(Extracted records)
**********

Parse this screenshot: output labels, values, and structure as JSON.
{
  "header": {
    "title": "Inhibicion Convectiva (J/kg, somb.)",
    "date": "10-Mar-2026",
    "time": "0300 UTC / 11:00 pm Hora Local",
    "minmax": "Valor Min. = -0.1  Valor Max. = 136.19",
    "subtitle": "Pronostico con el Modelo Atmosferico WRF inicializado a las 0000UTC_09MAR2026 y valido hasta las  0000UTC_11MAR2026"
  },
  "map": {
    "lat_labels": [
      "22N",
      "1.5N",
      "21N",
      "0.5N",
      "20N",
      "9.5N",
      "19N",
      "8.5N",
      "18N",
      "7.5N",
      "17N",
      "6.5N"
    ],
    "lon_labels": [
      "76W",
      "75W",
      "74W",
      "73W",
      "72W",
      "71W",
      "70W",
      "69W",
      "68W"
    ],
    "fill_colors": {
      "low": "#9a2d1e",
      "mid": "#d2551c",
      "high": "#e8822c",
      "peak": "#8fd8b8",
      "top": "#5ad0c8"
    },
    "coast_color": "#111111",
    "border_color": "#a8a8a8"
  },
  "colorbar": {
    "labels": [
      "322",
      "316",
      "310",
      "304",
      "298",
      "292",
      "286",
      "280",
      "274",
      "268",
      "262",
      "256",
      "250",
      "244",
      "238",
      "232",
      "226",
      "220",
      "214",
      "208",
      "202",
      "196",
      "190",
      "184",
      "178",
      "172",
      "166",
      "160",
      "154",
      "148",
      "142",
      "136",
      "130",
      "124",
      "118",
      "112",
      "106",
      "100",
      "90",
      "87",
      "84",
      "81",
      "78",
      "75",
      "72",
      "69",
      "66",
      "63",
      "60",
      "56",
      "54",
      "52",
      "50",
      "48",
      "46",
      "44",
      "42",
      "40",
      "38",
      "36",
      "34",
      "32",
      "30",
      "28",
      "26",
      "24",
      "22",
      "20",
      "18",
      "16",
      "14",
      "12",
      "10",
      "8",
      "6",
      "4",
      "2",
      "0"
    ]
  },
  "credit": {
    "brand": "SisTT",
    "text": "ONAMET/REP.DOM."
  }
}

**********

Copy each line of the data above without altering a single character.

**OUTPUT FOR THIS EXERCISE**
Parse this screenshot: output labels, values, and structure as JSON.
{
  "header": {
    "title": "Inhibicion Convectiva (J/kg, somb.)",
    "date": "10-Mar-2026",
    "time": "0300 UTC / 11:00 pm Hora Local",
    "minmax": "Valor Min. = -0.1  Valor Max. = 136.19",
    "subtitle": "Pronostico con el Modelo Atmosferico WRF inicializado a las 0000UTC_09MAR2026 y valido hasta las  0000UTC_11MAR2026"
  },
  "map": {
    "lat_labels": [
      "22N",
      "1.5N",
      "21N",
      "0.5N",
      "20N",
      "9.5N",
      "19N",
      "8.5N",
      "18N",
      "7.5N",
      "17N",
      "6.5N"
    ],
    "lon_labels": [
      "76W",
      "75W",
      "74W",
      "73W",
      "72W",
      "71W",
      "70W",
      "69W",
      "68W"
    ],
    "fill_colors": {
      "low": "#9a2d1e",
      "mid": "#d2551c",
      "high": "#e8822c",
      "peak": "#8fd8b8",
      "top": "#5ad0c8"
    },
    "coast_color": "#111111",
    "border_color": "#a8a8a8"
  },
  "colorbar": {
    "labels": [
      "322",
      "316",
      "310",
      "304",
      "298",
      "292",
      "286",
      "280",
      "274",
      "268",
      "262",
      "256",
      "250",
      "244",
      "238",
      "232",
      "226",
      "220",
      "214",
      "208",
      "202",
      "196",
      "190",
      "184",
      "178",
      "172",
      "166",
      "160",
      "154",
      "148",
      "142",
      "136",
      "130",
      "124",
      "118",
      "112",
      "106",
      "100",
      "90",
      "87",
      "84",
      "81",
      "78",
      "75",
      "72",
      "69",
      "66",
      "63",
      "60",
      "56",
      "54",
      "52",
      "50",
      "48",
      "46",
      "44",
      "42",
      "40",
      "38",
      "36",
      "34",
      "32",
      "30",
      "28",
      "26",
      "24",
      "22",
      "20",
      "18",
      "16",
      "14",
      "12",
      "10",
      "8",
      "6",
      "4",
      "2",
      "0"
    ]
  },
  "credit": {
    "brand": "SisTT",
    "text": "ONAMET/REP.DOM."
  }
}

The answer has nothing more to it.